-- start Material for this exercise --

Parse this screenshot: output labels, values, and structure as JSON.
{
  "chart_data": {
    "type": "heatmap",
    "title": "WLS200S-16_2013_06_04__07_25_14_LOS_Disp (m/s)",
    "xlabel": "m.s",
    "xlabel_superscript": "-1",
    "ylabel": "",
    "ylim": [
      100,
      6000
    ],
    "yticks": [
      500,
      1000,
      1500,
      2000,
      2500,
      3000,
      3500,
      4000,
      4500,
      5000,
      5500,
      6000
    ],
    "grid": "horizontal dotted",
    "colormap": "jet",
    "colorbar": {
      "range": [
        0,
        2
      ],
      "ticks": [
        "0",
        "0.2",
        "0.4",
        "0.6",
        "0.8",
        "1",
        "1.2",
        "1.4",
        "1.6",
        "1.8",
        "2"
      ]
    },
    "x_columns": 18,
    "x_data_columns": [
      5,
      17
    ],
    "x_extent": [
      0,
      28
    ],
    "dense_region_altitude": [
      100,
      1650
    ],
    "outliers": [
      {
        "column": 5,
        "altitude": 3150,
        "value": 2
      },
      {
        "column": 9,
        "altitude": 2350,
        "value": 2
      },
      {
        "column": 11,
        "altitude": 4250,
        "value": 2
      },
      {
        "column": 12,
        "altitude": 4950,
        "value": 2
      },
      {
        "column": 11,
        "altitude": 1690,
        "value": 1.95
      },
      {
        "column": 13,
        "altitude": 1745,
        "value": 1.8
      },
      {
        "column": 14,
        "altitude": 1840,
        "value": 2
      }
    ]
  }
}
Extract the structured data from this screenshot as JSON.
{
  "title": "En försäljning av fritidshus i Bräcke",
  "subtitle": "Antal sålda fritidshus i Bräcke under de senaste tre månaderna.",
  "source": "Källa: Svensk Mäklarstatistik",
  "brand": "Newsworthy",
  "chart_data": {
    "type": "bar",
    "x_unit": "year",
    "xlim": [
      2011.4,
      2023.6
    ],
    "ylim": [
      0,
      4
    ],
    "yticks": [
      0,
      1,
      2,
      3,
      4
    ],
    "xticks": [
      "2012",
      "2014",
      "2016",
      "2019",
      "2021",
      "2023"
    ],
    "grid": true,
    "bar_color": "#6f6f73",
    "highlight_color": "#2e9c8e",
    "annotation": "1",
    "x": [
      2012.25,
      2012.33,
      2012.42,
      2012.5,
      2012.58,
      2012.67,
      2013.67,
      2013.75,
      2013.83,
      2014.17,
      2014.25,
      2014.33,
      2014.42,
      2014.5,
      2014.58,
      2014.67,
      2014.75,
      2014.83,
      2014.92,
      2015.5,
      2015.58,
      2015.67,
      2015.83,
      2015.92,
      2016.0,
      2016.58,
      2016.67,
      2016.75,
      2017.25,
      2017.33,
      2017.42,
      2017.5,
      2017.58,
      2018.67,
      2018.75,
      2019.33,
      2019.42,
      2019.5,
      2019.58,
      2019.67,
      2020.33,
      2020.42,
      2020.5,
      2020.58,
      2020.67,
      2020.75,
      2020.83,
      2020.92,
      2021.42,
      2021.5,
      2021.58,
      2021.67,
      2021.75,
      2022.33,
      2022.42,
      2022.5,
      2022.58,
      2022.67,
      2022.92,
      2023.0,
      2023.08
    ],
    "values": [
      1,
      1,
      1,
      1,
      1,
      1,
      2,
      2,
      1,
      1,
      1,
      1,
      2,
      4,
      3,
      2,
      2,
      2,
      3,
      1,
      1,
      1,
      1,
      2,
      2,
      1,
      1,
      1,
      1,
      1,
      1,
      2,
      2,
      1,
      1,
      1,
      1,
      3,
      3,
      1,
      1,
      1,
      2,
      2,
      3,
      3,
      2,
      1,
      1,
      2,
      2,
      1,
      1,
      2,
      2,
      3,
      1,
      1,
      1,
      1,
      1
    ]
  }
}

-- end Material for this exercise --

**Work to do**. Repeat all of the records above exactly as written.

**Problem solution**.
Parse this screenshot: output labels, values, and structure as JSON.
{
  "chart_data": {
    "type": "heatmap",
    "title": "WLS200S-16_2013_06_04__07_25_14_LOS_Disp (m/s)",
    "xlabel": "m.s",
    "xlabel_superscript": "-1",
    "ylabel": "",
    "ylim": [
      100,
      6000
    ],
    "yticks": [
      500,
      1000,
      1500,
      2000,
      2500,
      3000,
      3500,
      4000,
      4500,
      5000,
      5500,
      6000
    ],
    "grid": "horizontal dotted",
    "colormap": "jet",
    "colorbar": {
      "range": [
        0,
        2
      ],
      "ticks": [
        "0",
        "0.2",
        "0.4",
        "0.6",
        "0.8",
        "1",
        "1.2",
        "1.4",
        "1.6",
        "1.8",
        "2"
      ]
    },
    "x_columns": 18,
    "x_data_columns": [
      5,
      17
    ],
    "x_extent": [
      0,
      28
    ],
    "dense_region_altitude": [
      100,
      1650
    ],
    "outliers": [
      {
        "column": 5,
        "altitude": 3150,
        "value": 2
      },
      {
        "column": 9,
        "altitude": 2350,
        "value": 2
      },
      {
        "column": 11,
        "altitude": 4250,
        "value": 2
      },
      {
        "column": 12,
        "altitude": 4950,
        "value": 2
      },
      {
        "column": 11,
        "altitude": 1690,
        "value": 1.95
      },
      {
        "column": 13,
        "altitude": 1745,
        "value": 1.8
      },
      {
        "column": 14,
        "altitude": 1840,
        "value": 2
      }
    ]
  }
}
Extract the structured data from this screenshot as JSON.
{
  "title": "En försäljning av fritidshus i Bräcke",
  "subtitle": "Antal sålda fritidshus i Bräcke under de senaste tre månaderna.",
  "source": "Källa: Svensk Mäklarstatistik",
  "brand": "Newsworthy",
  "chart_data": {
    "type": "bar",
    "x_unit": "year",
    "xlim": [
      2011.4,
      2023.6
    ],
    "ylim": [
      0,
      4
    ],
    "yticks": [
      0,
      1,
      2,
      3,
      4
    ],
    "xticks": [
      "2012",
      "2014",
      "2016",
      "2019",
      "2021",
      "2023"
    ],
    "grid": true,
    "bar_color": "#6f6f73",
    "highlight_color": "#2e9c8e",
    "annotation": "1",
    "x": [
      2012.25,
      2012.33,
      2012.42,
      2012.5,
      2012.58,
      2012.67,
      2013.67,
      2013.75,
      2013.83,
      2014.17,
      2014.25,
      2014.33,
      2014.42,
      2014.5,
      2014.58,
      2014.67,
      2014.75,
      2014.83,
      2014.92,
      2015.5,
      2015.58,
      2015.67,
      2015.83,
      2015.92,
      2016.0,
      2016.58,
      2016.67,
      2016.75,
      2017.25,
      2017.33,
      2017.42,
      2017.5,
      2017.58,
      2018.67,
      2018.75,
      2019.33,
      2019.42,
      2019.5,
      2019.58,
      2019.67,
      2020.33,
      2020.42,
      2020.5,
      2020.58,
      2020.67,
      2020.75,
      2020.83,
      2020.92,
      2021.42,
      2021.5,
      2021.58,
      2021.67,
      2021.75,
      2022.33,
      2022.42,
      2022.5,
      2022.58,
      2022.67,
      2022.92,
      2023.0,
      2023.08
    ],
    "values": [
      1,
      1,
      1,
      1,
      1,
      1,
      2,
      2,
      1,
      1,
      1,
      1,
      2,
      4,
      3,
      2,
      2,
      2,
      3,
      1,
      1,
      1,
      1,
      2,
      2,
      1,
      1,
      1,
      1,
      1,
      1,
      2,
      2,
      1,
      1,
      1,
      1,
      3,
      3,
      1,
      1,
      1,
      2,
      2,
      3,
      3,
      2,
      1,
      1,
      2,
      2,
      1,
      1,
      2,
      2,
      3,
      1,
      1,
      1,
      1,
      1
    ]
  }
}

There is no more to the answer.